*To do*. Omit every picture and return the rest of the data unaltered.

*Records for the exercise*.
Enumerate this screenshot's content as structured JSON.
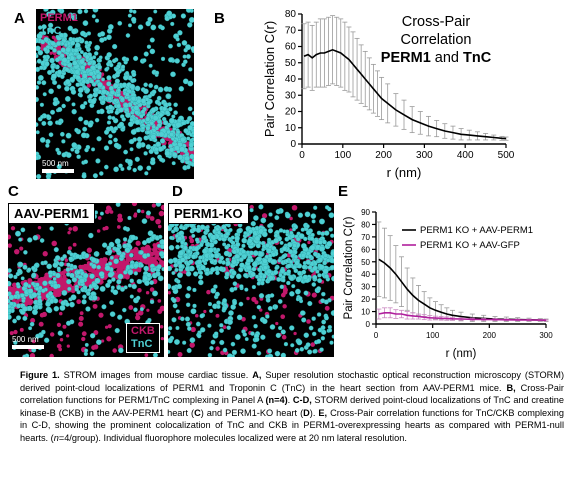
{
  "panels": {
    "a": {
      "letter": "A",
      "label1": "PERM1",
      "label2": "TnC",
      "scale": "500 nm"
    },
    "b": {
      "letter": "B"
    },
    "c": {
      "letter": "C",
      "title": "AAV-PERM1",
      "label1": "CKB",
      "label2": "TnC",
      "scale": "500 nm"
    },
    "d": {
      "letter": "D",
      "title": "PERM1-KO"
    },
    "e": {
      "letter": "E"
    }
  },
  "colors": {
    "perm1": "#c2186b",
    "tnc": "#4fd0d3",
    "ckb": "#c2186b",
    "black_line": "#000000",
    "gfp_line": "#b01f9d",
    "error": "#9a9a9a"
  },
  "chart_data": [
    {
      "type": "line",
      "title_lines": [
        "Cross-Pair",
        "Correlation"
      ],
      "title_bold": "PERM1",
      "title_and": " and ",
      "title_bold2": "TnC",
      "xlabel": "r (nm)",
      "ylabel": "Pair Correlation C(r)",
      "xlim": [
        0,
        500
      ],
      "ylim": [
        0,
        80
      ],
      "xticks": [
        0,
        100,
        200,
        300,
        400,
        500
      ],
      "yticks": [
        0,
        10,
        20,
        30,
        40,
        50,
        60,
        70,
        80
      ],
      "series": [
        {
          "x": [
            5,
            15,
            25,
            35,
            45,
            55,
            65,
            75,
            85,
            95,
            105,
            115,
            125,
            135,
            145,
            155,
            165,
            175,
            185,
            195,
            210,
            230,
            250,
            270,
            290,
            310,
            330,
            350,
            370,
            390,
            410,
            430,
            450,
            470,
            490,
            500
          ],
          "y": [
            54,
            55,
            53,
            55,
            56,
            56,
            57,
            58,
            57,
            56,
            54,
            52,
            49,
            46,
            43,
            40,
            37,
            34,
            31,
            28,
            25,
            21,
            18,
            15,
            13,
            11,
            9.5,
            8,
            7,
            6,
            5.5,
            5,
            4.5,
            4,
            3.5,
            3.3
          ],
          "err": [
            20,
            20,
            20,
            20,
            21,
            21,
            21,
            21,
            21,
            21,
            21,
            20,
            20,
            19,
            18,
            17,
            16,
            15,
            14,
            13,
            12,
            10,
            9,
            8,
            7,
            6,
            5,
            4.5,
            4,
            3.5,
            3,
            2.5,
            2,
            1.5,
            1.2,
            1
          ]
        }
      ]
    },
    {
      "type": "line",
      "xlabel": "r (nm)",
      "ylabel": "Pair Correlation C(r)",
      "xlim": [
        0,
        300
      ],
      "ylim": [
        0,
        90
      ],
      "xticks": [
        0,
        100,
        200,
        300
      ],
      "yticks": [
        0,
        10,
        20,
        30,
        40,
        50,
        60,
        70,
        80,
        90
      ],
      "series": [
        {
          "name": "PERM1 KO + AAV-PERM1",
          "x": [
            5,
            15,
            25,
            35,
            45,
            55,
            65,
            75,
            85,
            95,
            105,
            115,
            125,
            135,
            150,
            170,
            190,
            210,
            230,
            250,
            270,
            290,
            300
          ],
          "y": [
            52,
            49,
            45,
            40,
            34,
            28,
            23,
            19,
            16,
            13,
            11,
            9.5,
            8,
            7,
            6,
            5,
            4.5,
            4,
            3.8,
            3.6,
            3.4,
            3.2,
            3
          ],
          "err": [
            30,
            28,
            26,
            23,
            20,
            17,
            14,
            12,
            10,
            8,
            7,
            6,
            5,
            4,
            3.5,
            3,
            2.5,
            2,
            1.8,
            1.5,
            1.3,
            1.1,
            1
          ]
        },
        {
          "name": "PERM1 KO + AAV-GFP",
          "x": [
            5,
            15,
            25,
            35,
            45,
            55,
            65,
            75,
            85,
            95,
            105,
            115,
            125,
            135,
            150,
            170,
            190,
            210,
            230,
            250,
            270,
            290,
            300
          ],
          "y": [
            8,
            9,
            9,
            8,
            8,
            7,
            6.5,
            6,
            5.5,
            5,
            4.8,
            4.6,
            4.4,
            4.2,
            4,
            3.8,
            3.6,
            3.5,
            3.4,
            3.3,
            3.2,
            3.1,
            3
          ],
          "err": [
            4,
            4,
            4,
            3.5,
            3,
            3,
            2.5,
            2,
            2,
            1.8,
            1.5,
            1.5,
            1.3,
            1.2,
            1,
            1,
            0.8,
            0.8,
            0.7,
            0.6,
            0.6,
            0.5,
            0.5
          ]
        }
      ]
    }
  ],
  "caption": {
    "fig": "Figure 1.",
    "s1": " STROM images from mouse cardiac tissue. ",
    "a_lbl": "A,",
    "s2": " Super resolution stochastic optical reconstruction microscopy (STORM) derived point-cloud localizations of PERM1 and Troponin C (TnC) in the heart section from AAV-PERM1 mice. ",
    "b_lbl": "B,",
    "s3": " Cross-Pair correlation functions for PERM1/TnC complexing in Panel A ",
    "n1": "(n=4)",
    "s4": ". ",
    "cd_lbl": "C-D,",
    "s5": " STORM derived point-cloud localizations of TnC and creatine kinase-B (CKB) in the AAV-PERM1 heart (",
    "c_ref": "C",
    "s6": ") and PERM1-KO heart (",
    "d_ref": "D",
    "s7": "). ",
    "e_lbl": "E,",
    "s8": " Cross-Pair correlation functions for TnC/CKB complexing in C-D, showing the prominent colocalization of TnC and CKB in PERM1-overexpressing hearts as compared with PERM1-null hearts. (",
    "n2": "n",
    "s9": "=4/group). Individual fluorophore molecules localized were at 20 nm lateral resolution."
  }
}
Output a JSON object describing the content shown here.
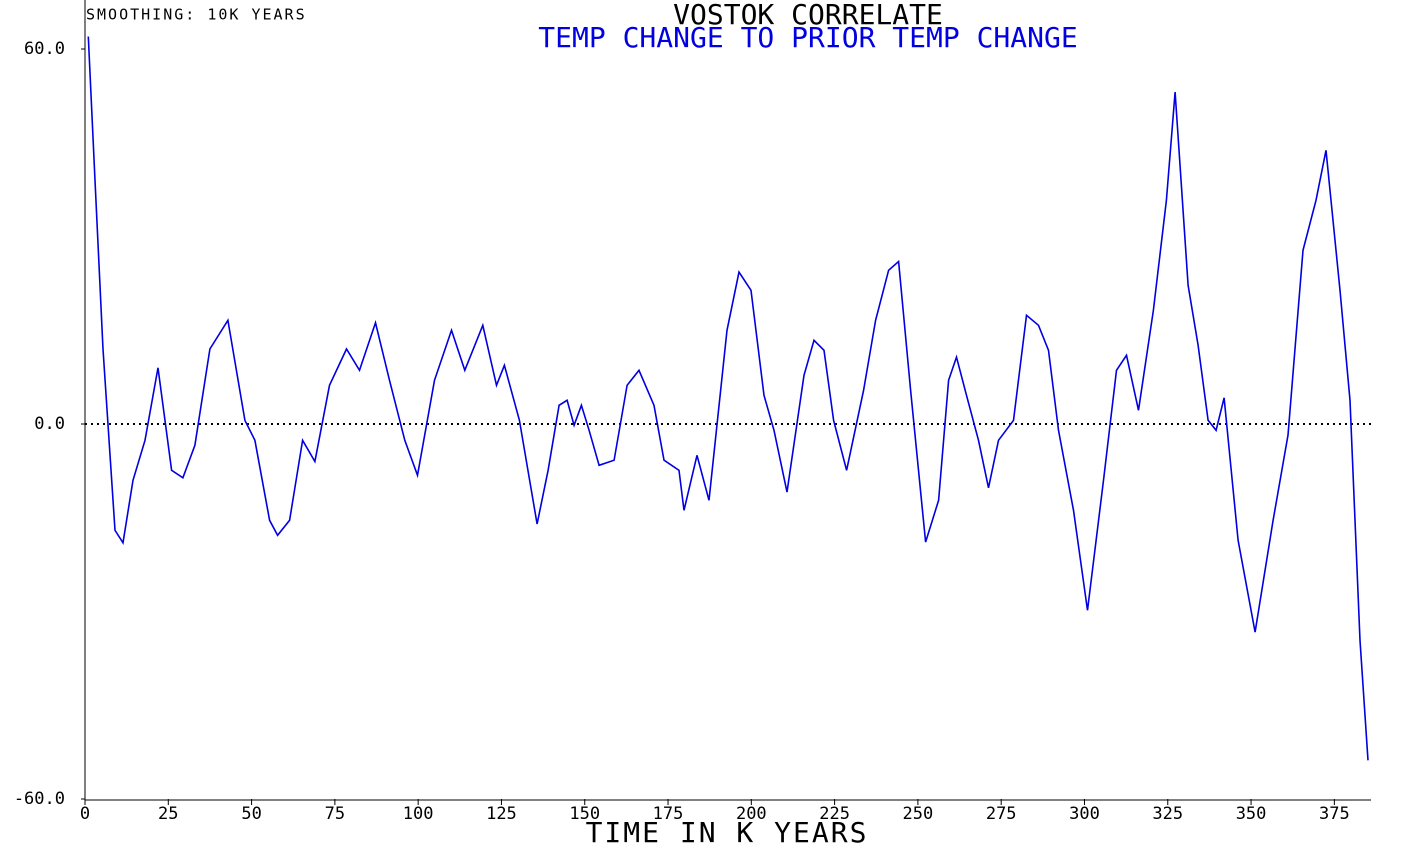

*Exercise output*.
Enumerate this screenshot's content as structured JSON.
{
  "panels": {
    "a": {
      "letter": "A",
      "label1": "PERM1",
      "label2": "TnC",
      "scale": "500 nm"
    },
    "b": {
      "letter": "B"
    },
    "c": {
      "letter": "C",
      "title": "AAV-PERM1",
      "label1": "CKB",
      "label2": "TnC",
      "scale": "500 nm"
    },
    "d": {
      "letter": "D",
      "title": "PERM1-KO"
    },
    "e": {
      "letter": "E"
    }
  },
  "colors": {
    "perm1": "#c2186b",
    "tnc": "#4fd0d3",
    "ckb": "#c2186b",
    "black_line": "#000000",
    "gfp_line": "#b01f9d",
    "error": "#9a9a9a"
  },
  "chart_data": [
    {
      "type": "line",
      "title_lines": [
        "Cross-Pair",
        "Correlation"
      ],
      "title_bold": "PERM1",
      "title_and": " and ",
      "title_bold2": "TnC",
      "xlabel": "r (nm)",
      "ylabel": "Pair Correlation C(r)",
      "xlim": [
        0,
        500
      ],
      "ylim": [
        0,
        80
      ],
      "xticks": [
        0,
        100,
        200,
        300,
        400,
        500
      ],
      "yticks": [
        0,
        10,
        20,
        30,
        40,
        50,
        60,
        70,
        80
      ],
      "series": [
        {
          "x": [
            5,
            15,
            25,
            35,
            45,
            55,
            65,
            75,
            85,
            95,
            105,
            115,
            125,
            135,
            145,
            155,
            165,
            175,
            185,
            195,
            210,
            230,
            250,
            270,
            290,
            310,
            330,
            350,
            370,
            390,
            410,
            430,
            450,
            470,
            490,
            500
          ],
          "y": [
            54,
            55,
            53,
            55,
            56,
            56,
            57,
            58,
            57,
            56,
            54,
            52,
            49,
            46,
            43,
            40,
            37,
            34,
            31,
            28,
            25,
            21,
            18,
            15,
            13,
            11,
            9.5,
            8,
            7,
            6,
            5.5,
            5,
            4.5,
            4,
            3.5,
            3.3
          ],
          "err": [
            20,
            20,
            20,
            20,
            21,
            21,
            21,
            21,
            21,
            21,
            21,
            20,
            20,
            19,
            18,
            17,
            16,
            15,
            14,
            13,
            12,
            10,
            9,
            8,
            7,
            6,
            5,
            4.5,
            4,
            3.5,
            3,
            2.5,
            2,
            1.5,
            1.2,
            1
          ]
        }
      ]
    },
    {
      "type": "line",
      "xlabel": "r (nm)",
      "ylabel": "Pair Correlation C(r)",
      "xlim": [
        0,
        300
      ],
      "ylim": [
        0,
        90
      ],
      "xticks": [
        0,
        100,
        200,
        300
      ],
      "yticks": [
        0,
        10,
        20,
        30,
        40,
        50,
        60,
        70,
        80,
        90
      ],
      "series": [
        {
          "name": "PERM1 KO + AAV-PERM1",
          "x": [
            5,
            15,
            25,
            35,
            45,
            55,
            65,
            75,
            85,
            95,
            105,
            115,
            125,
            135,
            150,
            170,
            190,
            210,
            230,
            250,
            270,
            290,
            300
          ],
          "y": [
            52,
            49,
            45,
            40,
            34,
            28,
            23,
            19,
            16,
            13,
            11,
            9.5,
            8,
            7,
            6,
            5,
            4.5,
            4,
            3.8,
            3.6,
            3.4,
            3.2,
            3
          ],
          "err": [
            30,
            28,
            26,
            23,
            20,
            17,
            14,
            12,
            10,
            8,
            7,
            6,
            5,
            4,
            3.5,
            3,
            2.5,
            2,
            1.8,
            1.5,
            1.3,
            1.1,
            1
          ]
        },
        {
          "name": "PERM1 KO + AAV-GFP",
          "x": [
            5,
            15,
            25,
            35,
            45,
            55,
            65,
            75,
            85,
            95,
            105,
            115,
            125,
            135,
            150,
            170,
            190,
            210,
            230,
            250,
            270,
            290,
            300
          ],
          "y": [
            8,
            9,
            9,
            8,
            8,
            7,
            6.5,
            6,
            5.5,
            5,
            4.8,
            4.6,
            4.4,
            4.2,
            4,
            3.8,
            3.6,
            3.5,
            3.4,
            3.3,
            3.2,
            3.1,
            3
          ],
          "err": [
            4,
            4,
            4,
            3.5,
            3,
            3,
            2.5,
            2,
            2,
            1.8,
            1.5,
            1.5,
            1.3,
            1.2,
            1,
            1,
            0.8,
            0.8,
            0.7,
            0.6,
            0.6,
            0.5,
            0.5
          ]
        }
      ]
    }
  ],
  "caption": {
    "fig": "Figure 1.",
    "s1": " STROM images from mouse cardiac tissue. ",
    "a_lbl": "A,",
    "s2": " Super resolution stochastic optical reconstruction microscopy (STORM) derived point-cloud localizations of PERM1 and Troponin C (TnC) in the heart section from AAV-PERM1 mice. ",
    "b_lbl": "B,",
    "s3": " Cross-Pair correlation functions for PERM1/TnC complexing in Panel A ",
    "n1": "(n=4)",
    "s4": ". ",
    "cd_lbl": "C-D,",
    "s5": " STORM derived point-cloud localizations of TnC and creatine kinase-B (CKB) in the AAV-PERM1 heart (",
    "c_ref": "C",
    "s6": ") and PERM1-KO heart (",
    "d_ref": "D",
    "s7": "). ",
    "e_lbl": "E,",
    "s8": " Cross-Pair correlation functions for TnC/CKB complexing in C-D, showing the prominent colocalization of TnC and CKB in PERM1-overexpressing hearts as compared with PERM1-null hearts. (",
    "n2": "n",
    "s9": "=4/group). Individual fluorophore molecules localized were at 20 nm lateral resolution."
  }
}
Output a JSON object describing the content shown here.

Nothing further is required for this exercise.